#### What the exercise asks:
Determine which lines contain the word "ylabel", then copy those lines.

↓↓↓

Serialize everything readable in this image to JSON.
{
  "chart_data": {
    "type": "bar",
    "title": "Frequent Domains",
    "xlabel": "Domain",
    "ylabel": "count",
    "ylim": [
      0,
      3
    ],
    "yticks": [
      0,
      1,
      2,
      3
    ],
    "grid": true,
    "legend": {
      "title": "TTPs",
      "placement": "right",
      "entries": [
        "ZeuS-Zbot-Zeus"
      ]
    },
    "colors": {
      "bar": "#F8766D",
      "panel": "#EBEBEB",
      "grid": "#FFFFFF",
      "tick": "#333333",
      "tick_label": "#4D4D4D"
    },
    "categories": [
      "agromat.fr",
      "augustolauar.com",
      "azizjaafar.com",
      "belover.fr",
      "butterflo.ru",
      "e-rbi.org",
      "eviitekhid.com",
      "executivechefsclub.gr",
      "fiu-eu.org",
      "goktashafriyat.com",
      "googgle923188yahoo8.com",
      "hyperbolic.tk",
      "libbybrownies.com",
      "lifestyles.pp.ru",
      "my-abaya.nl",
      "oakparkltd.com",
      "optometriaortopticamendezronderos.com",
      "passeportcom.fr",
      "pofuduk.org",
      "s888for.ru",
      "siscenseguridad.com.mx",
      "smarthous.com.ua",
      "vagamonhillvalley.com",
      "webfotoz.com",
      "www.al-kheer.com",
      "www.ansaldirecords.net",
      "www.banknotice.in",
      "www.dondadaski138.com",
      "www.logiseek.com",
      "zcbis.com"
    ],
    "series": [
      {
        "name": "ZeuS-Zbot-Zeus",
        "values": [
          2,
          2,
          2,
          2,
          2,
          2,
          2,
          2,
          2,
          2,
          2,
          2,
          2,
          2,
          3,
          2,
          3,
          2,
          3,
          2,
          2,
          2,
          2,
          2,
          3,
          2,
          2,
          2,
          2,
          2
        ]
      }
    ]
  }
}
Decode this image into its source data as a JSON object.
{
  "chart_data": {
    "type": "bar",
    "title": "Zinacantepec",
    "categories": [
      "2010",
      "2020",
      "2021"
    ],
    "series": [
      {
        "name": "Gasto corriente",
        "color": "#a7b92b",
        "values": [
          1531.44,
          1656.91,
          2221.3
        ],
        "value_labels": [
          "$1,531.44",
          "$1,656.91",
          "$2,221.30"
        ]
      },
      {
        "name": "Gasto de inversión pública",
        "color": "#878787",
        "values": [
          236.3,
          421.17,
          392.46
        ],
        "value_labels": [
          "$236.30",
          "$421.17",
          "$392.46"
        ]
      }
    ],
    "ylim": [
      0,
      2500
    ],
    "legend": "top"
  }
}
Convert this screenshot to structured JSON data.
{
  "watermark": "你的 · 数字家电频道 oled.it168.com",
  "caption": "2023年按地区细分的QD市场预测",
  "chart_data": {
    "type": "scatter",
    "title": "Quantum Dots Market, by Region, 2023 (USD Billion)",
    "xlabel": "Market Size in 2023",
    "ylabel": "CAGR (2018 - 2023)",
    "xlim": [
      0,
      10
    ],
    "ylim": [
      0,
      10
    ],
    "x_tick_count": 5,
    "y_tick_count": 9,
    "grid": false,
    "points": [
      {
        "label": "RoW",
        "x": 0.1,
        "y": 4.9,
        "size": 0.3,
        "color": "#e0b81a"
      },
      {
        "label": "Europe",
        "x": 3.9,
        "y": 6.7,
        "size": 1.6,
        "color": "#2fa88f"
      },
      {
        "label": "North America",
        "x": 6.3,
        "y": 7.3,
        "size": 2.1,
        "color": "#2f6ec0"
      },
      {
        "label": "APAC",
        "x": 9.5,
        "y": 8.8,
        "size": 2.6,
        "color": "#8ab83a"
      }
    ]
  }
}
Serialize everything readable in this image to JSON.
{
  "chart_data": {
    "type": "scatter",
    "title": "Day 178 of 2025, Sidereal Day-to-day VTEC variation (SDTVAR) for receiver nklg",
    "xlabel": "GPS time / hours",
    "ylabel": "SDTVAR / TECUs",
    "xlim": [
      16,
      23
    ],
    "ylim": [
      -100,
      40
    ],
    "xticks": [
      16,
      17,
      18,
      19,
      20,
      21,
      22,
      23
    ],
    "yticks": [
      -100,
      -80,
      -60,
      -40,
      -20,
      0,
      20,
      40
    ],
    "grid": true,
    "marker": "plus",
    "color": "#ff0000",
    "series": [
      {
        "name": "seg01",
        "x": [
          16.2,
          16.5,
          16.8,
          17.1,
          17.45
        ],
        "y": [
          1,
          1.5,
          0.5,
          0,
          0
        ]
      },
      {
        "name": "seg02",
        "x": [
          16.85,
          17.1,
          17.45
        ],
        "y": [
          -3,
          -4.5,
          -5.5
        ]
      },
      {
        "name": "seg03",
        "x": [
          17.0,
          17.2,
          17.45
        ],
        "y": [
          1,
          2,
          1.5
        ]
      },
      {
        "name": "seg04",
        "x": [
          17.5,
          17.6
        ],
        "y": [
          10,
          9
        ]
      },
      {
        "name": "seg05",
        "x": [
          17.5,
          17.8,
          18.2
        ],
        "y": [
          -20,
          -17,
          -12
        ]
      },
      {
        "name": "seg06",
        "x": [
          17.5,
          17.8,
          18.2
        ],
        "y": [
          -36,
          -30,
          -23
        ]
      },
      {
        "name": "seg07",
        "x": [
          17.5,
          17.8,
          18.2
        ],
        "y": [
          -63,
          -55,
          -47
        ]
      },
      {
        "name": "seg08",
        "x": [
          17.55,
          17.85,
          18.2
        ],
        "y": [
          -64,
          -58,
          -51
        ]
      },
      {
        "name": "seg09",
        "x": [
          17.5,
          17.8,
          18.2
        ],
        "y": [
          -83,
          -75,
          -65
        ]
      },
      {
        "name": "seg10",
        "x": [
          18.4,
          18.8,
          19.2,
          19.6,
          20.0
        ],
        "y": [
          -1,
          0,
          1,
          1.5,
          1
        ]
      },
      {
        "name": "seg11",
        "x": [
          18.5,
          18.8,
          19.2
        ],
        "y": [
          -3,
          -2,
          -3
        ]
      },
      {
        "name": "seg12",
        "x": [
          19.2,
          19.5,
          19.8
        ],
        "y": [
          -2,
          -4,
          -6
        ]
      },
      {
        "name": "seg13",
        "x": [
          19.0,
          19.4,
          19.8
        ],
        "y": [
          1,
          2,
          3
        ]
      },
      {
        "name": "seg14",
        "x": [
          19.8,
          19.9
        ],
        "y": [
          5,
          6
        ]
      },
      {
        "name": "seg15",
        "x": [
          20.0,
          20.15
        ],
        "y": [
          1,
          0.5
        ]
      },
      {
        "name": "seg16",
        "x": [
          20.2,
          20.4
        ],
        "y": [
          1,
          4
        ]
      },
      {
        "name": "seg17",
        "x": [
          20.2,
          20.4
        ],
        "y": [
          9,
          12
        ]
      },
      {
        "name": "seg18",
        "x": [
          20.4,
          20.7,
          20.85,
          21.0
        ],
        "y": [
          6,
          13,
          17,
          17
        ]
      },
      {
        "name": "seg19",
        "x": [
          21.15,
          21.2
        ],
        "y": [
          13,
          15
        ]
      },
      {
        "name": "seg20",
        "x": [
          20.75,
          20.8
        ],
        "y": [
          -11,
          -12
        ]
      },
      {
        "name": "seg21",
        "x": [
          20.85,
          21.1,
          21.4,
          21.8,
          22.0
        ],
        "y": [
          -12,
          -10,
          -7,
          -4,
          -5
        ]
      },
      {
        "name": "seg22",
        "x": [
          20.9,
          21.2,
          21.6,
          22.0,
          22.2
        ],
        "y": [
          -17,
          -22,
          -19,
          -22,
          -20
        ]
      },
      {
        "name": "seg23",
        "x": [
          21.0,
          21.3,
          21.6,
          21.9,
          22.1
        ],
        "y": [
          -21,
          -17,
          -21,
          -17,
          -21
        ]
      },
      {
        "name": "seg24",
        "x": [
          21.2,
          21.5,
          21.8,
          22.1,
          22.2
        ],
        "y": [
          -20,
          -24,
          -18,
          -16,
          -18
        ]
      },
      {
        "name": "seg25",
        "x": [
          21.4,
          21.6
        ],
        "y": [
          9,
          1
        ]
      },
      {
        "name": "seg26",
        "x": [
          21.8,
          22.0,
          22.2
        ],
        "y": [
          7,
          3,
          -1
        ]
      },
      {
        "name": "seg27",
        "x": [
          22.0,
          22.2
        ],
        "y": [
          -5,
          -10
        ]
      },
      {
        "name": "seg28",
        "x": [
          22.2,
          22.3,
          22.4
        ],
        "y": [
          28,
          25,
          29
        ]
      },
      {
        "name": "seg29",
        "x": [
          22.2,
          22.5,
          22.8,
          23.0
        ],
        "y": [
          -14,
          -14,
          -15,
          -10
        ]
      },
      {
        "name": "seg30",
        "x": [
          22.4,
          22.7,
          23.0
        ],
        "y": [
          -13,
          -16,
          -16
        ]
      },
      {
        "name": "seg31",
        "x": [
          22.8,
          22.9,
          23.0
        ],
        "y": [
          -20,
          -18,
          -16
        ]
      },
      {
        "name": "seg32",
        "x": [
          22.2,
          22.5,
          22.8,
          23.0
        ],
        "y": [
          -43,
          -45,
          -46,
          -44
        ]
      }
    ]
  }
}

↑↑↑

#### Right answer:
    "ylabel": "count",
    "ylabel": "CAGR (2018 - 2023)",
    "ylabel": "SDTVAR / TECUs",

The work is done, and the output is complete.